* [TO DO]: Will you give the material below again, every line exactly as it is?

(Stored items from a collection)
+--
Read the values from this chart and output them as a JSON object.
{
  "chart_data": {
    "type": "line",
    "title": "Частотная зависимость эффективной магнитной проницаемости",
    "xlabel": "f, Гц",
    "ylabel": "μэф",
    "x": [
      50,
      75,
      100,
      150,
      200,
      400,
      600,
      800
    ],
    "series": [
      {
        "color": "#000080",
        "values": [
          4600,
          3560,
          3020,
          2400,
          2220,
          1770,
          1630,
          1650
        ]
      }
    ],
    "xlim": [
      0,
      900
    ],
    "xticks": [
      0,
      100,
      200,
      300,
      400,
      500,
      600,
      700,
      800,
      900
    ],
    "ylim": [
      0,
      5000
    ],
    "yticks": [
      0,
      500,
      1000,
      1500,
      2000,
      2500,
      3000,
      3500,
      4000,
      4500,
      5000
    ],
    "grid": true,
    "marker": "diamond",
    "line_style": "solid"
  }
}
+--
* [ANSWER FOR THIS EXERCISE]:
Read the values from this chart and output them as a JSON object.
{
  "chart_data": {
    "type": "line",
    "title": "Частотная зависимость эффективной магнитной проницаемости",
    "xlabel": "f, Гц",
    "ylabel": "μэф",
    "x": [
      50,
      75,
      100,
      150,
      200,
      400,
      600,
      800
    ],
    "series": [
      {
        "color": "#000080",
        "values": [
          4600,
          3560,
          3020,
          2400,
          2220,
          1770,
          1630,
          1650
        ]
      }
    ],
    "xlim": [
      0,
      900
    ],
    "xticks": [
      0,
      100,
      200,
      300,
      400,
      500,
      600,
      700,
      800,
      900
    ],
    "ylim": [
      0,
      5000
    ],
    "yticks": [
      0,
      500,
      1000,
      1500,
      2000,
      2500,
      3000,
      3500,
      4000,
      4500,
      5000
    ],
    "grid": true,
    "marker": "diamond",
    "line_style": "solid"
  }
}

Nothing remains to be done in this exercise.